__PROBLEM REQUIREMENTS__
Only the lines from the one containing "Convert this screenshot" to the end of the material are to be copied, exactly and in full; images stay out.

__Records from a data collection__
## start
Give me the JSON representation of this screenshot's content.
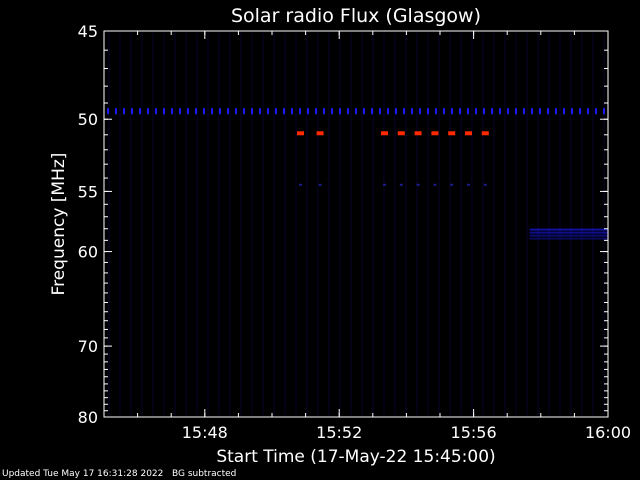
{
  "chart_data": {
    "type": "heatmap",
    "title": "Solar radio Flux (Glasgow)",
    "xlabel": "Start Time (17-May-22 15:45:00)",
    "ylabel": "Frequency [MHz]",
    "x_unit": "time",
    "xlim": [
      "15:45:00",
      "16:00:00"
    ],
    "ylim": [
      45,
      80
    ],
    "y_inverted": true,
    "x_ticks": [
      "15:48",
      "15:52",
      "15:56",
      "16:00"
    ],
    "y_ticks": [
      45,
      50,
      55,
      60,
      70,
      80
    ],
    "colors": {
      "background": "#000000",
      "low_intensity": "#0a0a3c",
      "mid_intensity": "#1a1aff",
      "high_intensity": "#ff2a00",
      "axes": "#ffffff"
    },
    "features": [
      {
        "name": "50 MHz carrier",
        "freq_mhz": 49.5,
        "start": "15:45:00",
        "end": "16:00:00",
        "intensity": "mid"
      },
      {
        "name": "burst row 51 MHz",
        "freq_mhz": 50.9,
        "times": [
          "15:50:50",
          "15:51:25",
          "15:53:20",
          "15:53:50",
          "15:54:20",
          "15:54:50",
          "15:55:20",
          "15:55:50",
          "15:56:20"
        ],
        "intensity": "high"
      },
      {
        "name": "54.5 MHz marks",
        "freq_mhz": 54.5,
        "times": [
          "15:50:50",
          "15:51:25",
          "15:53:20",
          "15:53:50",
          "15:54:20",
          "15:54:50",
          "15:55:20",
          "15:55:50",
          "15:56:20"
        ],
        "intensity": "low"
      },
      {
        "name": "band 58-59 MHz",
        "freq_mhz": 58.5,
        "start": "15:57:40",
        "end": "16:00:00",
        "intensity": "mid"
      }
    ]
  },
  "footer": {
    "updated": "Updated Tue May 17 16:31:28 2022",
    "note": "BG subtracted"
  }
}
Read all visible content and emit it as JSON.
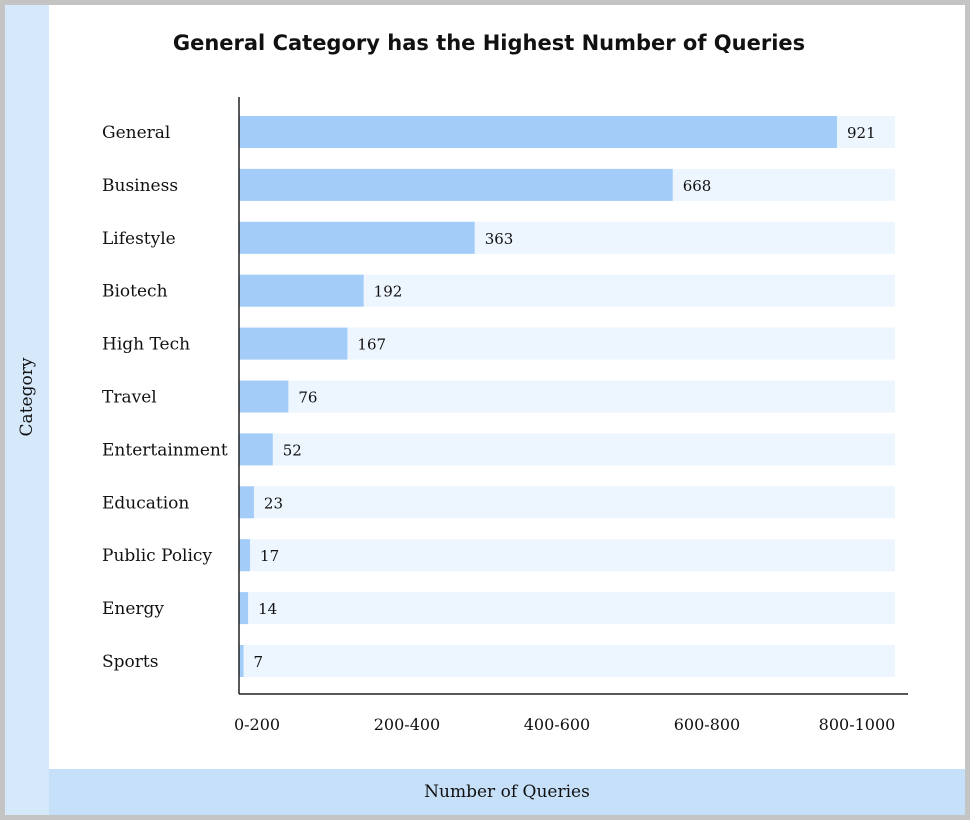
{
  "chart_data": {
    "type": "bar",
    "orientation": "horizontal",
    "title": "General Category has the Highest Number of Queries",
    "xlabel": "Number of Queries",
    "ylabel": "Category",
    "categories": [
      "General",
      "Business",
      "Lifestyle",
      "Biotech",
      "High Tech",
      "Travel",
      "Entertainment",
      "Education",
      "Public Policy",
      "Energy",
      "Sports"
    ],
    "values": [
      921,
      668,
      363,
      192,
      167,
      76,
      52,
      23,
      17,
      14,
      7
    ],
    "x_tick_labels": [
      "0-200",
      "200-400",
      "400-600",
      "600-800",
      "800-1000"
    ],
    "xlim": [
      0,
      1000
    ],
    "grid": false,
    "legend": "none",
    "colors": {
      "bar": "#a3cdf8",
      "track": "#edf5fe"
    }
  }
}
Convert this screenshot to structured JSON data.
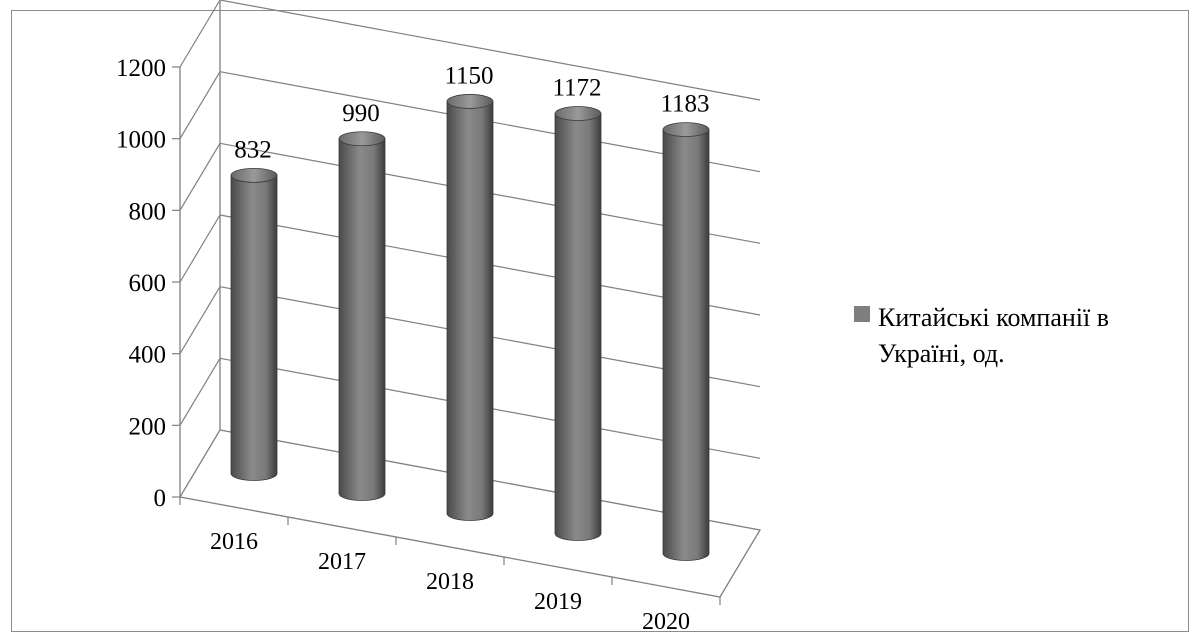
{
  "chart_data": {
    "type": "bar",
    "style": "3d-cylinder",
    "categories": [
      "2016",
      "2017",
      "2018",
      "2019",
      "2020"
    ],
    "series": [
      {
        "name": "Китайські компанії в Україні, од.",
        "values": [
          832,
          990,
          1150,
          1172,
          1183
        ],
        "color": "#7f7f7f"
      }
    ],
    "y_ticks": [
      "0",
      "200",
      "400",
      "600",
      "800",
      "1000",
      "1200"
    ],
    "ylim": [
      0,
      1200
    ],
    "grid": true,
    "legend_position": "right",
    "legend": {
      "line1": "Китайські компанії в",
      "line2": "Україні, од."
    },
    "colors": {
      "bar": "#7f7f7f",
      "grid": "#808080",
      "axis": "#808080"
    }
  }
}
## end
__COMPLETE RESPONSE__
Convert this screenshot to structured JSON data.
{
  "chart_data": {
    "type": "bar",
    "style": "3d-cylinder",
    "categories": [
      "2016",
      "2017",
      "2018",
      "2019",
      "2020"
    ],
    "series": [
      {
        "name": "Китайські компанії в Україні, од.",
        "values": [
          832,
          990,
          1150,
          1172,
          1183
        ],
        "color": "#7f7f7f"
      }
    ],
    "y_ticks": [
      "0",
      "200",
      "400",
      "600",
      "800",
      "1000",
      "1200"
    ],
    "ylim": [
      0,
      1200
    ],
    "grid": true,
    "legend_position": "right",
    "legend": {
      "line1": "Китайські компанії в",
      "line2": "Україні, од."
    },
    "colors": {
      "bar": "#7f7f7f",
      "grid": "#808080",
      "axis": "#808080"
    }
  }
}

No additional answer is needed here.